Challenge: Find how many lines of the listing below include the word "Apellido", then report the number by itself.

Dataset items
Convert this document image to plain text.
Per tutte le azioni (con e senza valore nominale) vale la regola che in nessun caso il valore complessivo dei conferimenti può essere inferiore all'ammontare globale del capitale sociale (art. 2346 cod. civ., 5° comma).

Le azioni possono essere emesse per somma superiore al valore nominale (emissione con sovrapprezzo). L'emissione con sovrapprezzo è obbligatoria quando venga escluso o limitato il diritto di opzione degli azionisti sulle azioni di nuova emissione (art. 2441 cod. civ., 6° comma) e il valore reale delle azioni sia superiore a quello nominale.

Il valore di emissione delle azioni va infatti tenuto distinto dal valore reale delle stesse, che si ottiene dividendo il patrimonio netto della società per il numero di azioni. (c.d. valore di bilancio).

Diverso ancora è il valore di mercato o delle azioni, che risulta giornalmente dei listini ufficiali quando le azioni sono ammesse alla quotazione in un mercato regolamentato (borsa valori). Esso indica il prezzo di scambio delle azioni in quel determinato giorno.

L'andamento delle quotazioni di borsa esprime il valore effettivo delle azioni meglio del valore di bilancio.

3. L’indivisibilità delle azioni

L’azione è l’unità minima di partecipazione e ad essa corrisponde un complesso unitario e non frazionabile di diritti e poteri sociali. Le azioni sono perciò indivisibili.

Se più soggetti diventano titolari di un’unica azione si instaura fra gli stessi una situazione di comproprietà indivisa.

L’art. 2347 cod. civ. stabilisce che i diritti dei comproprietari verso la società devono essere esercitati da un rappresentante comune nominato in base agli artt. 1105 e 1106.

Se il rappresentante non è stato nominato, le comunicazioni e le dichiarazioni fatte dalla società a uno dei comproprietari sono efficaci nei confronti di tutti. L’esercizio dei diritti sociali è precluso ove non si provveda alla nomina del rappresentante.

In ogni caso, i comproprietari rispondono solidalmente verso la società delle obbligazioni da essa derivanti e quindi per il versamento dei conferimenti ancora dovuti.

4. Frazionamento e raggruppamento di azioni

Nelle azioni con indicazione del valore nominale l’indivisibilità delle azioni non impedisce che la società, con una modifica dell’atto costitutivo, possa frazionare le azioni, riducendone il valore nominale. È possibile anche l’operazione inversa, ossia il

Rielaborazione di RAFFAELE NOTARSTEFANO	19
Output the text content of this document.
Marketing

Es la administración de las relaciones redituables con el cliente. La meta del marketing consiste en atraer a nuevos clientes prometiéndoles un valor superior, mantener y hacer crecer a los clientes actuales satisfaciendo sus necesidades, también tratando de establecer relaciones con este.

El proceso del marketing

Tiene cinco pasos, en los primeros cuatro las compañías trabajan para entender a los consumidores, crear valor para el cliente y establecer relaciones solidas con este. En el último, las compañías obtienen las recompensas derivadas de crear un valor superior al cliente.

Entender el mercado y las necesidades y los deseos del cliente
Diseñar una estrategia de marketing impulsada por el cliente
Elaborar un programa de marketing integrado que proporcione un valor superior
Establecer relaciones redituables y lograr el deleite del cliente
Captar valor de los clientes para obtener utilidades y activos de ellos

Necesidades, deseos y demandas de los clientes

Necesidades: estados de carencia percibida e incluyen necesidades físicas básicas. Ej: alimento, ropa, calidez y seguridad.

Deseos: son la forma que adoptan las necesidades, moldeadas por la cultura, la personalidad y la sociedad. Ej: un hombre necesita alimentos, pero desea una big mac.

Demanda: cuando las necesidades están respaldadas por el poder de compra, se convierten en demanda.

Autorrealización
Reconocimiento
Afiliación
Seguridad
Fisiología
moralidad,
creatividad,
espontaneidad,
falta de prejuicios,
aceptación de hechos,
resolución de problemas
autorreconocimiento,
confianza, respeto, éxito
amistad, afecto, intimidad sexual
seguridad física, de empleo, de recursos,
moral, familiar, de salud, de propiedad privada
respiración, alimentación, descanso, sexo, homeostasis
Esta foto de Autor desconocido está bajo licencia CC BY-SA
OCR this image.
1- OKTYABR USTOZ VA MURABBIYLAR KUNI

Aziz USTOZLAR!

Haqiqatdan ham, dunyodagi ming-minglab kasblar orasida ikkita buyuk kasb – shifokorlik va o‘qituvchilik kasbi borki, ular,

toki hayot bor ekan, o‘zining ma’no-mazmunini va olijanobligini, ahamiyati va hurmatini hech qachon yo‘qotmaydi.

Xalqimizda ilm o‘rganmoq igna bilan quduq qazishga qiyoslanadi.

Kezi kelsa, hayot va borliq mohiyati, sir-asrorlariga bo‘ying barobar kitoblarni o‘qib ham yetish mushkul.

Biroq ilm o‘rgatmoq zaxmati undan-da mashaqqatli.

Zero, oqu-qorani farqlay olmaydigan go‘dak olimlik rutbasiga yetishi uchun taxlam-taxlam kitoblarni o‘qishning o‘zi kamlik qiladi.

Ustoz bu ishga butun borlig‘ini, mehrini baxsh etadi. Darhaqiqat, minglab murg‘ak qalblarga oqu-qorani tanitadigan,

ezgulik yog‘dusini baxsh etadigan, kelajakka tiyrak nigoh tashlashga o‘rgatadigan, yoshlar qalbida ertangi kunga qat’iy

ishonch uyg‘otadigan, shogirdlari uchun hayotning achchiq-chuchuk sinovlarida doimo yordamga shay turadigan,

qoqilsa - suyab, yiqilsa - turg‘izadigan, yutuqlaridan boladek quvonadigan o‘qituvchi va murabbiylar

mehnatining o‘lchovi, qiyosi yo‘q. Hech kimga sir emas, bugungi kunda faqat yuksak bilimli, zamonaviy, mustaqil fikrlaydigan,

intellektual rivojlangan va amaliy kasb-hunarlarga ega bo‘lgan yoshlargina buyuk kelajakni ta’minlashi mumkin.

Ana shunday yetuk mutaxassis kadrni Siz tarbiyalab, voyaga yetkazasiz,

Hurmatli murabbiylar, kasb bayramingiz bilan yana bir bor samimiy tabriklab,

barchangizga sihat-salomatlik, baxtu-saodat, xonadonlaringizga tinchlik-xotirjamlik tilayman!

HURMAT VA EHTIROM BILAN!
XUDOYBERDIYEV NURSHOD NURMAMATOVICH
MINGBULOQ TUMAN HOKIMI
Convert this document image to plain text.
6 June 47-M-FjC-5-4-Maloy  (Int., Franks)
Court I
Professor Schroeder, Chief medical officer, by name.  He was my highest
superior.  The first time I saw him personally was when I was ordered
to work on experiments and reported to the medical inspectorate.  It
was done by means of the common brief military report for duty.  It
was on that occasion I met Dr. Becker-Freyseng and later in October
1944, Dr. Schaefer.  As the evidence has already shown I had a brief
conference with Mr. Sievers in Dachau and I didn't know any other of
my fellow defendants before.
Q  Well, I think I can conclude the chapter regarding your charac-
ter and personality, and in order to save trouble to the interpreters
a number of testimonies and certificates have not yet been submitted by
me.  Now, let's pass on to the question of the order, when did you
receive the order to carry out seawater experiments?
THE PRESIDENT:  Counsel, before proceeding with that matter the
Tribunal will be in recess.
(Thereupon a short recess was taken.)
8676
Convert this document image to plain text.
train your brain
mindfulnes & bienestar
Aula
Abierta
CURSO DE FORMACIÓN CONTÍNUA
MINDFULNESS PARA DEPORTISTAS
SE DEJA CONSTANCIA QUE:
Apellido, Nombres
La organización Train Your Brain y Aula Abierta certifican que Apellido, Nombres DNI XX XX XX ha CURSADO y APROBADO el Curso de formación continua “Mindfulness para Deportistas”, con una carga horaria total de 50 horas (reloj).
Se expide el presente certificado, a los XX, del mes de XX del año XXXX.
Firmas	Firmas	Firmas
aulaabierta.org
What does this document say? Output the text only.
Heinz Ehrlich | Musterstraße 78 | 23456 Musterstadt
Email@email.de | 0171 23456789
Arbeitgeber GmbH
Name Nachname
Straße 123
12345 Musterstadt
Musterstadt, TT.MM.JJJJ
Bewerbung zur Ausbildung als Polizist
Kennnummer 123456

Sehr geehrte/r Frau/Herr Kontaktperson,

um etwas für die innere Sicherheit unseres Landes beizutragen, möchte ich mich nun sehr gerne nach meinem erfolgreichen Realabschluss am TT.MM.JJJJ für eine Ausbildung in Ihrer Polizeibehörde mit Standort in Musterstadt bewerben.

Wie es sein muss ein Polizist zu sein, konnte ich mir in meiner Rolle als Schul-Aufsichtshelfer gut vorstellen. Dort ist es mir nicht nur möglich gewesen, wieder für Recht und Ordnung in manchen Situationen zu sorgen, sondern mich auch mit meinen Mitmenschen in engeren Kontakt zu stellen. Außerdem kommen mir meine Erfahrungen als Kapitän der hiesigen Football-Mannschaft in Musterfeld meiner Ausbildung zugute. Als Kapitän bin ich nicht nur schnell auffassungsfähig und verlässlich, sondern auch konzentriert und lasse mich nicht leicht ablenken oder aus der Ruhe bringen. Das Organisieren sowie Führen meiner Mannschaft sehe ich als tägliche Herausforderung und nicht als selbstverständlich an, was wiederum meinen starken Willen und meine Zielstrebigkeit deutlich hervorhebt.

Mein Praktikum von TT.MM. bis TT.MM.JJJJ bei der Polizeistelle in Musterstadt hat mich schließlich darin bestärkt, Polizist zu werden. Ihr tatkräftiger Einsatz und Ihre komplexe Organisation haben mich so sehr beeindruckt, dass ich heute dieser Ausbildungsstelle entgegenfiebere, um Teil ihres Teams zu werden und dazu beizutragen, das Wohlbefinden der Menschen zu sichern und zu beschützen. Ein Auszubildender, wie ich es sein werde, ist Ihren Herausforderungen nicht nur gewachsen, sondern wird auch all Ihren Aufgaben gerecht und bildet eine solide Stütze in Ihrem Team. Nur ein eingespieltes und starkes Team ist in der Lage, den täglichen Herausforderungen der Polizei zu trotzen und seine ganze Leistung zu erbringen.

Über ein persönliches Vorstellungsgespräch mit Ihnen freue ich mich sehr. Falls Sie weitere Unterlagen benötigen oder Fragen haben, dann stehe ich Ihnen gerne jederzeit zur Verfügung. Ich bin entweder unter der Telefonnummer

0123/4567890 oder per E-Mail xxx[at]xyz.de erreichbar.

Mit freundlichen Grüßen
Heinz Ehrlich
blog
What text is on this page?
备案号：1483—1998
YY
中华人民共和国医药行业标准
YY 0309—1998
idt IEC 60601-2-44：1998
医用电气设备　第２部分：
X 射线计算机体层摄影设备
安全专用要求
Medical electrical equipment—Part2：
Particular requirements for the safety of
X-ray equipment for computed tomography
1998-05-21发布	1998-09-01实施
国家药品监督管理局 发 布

Solution: 2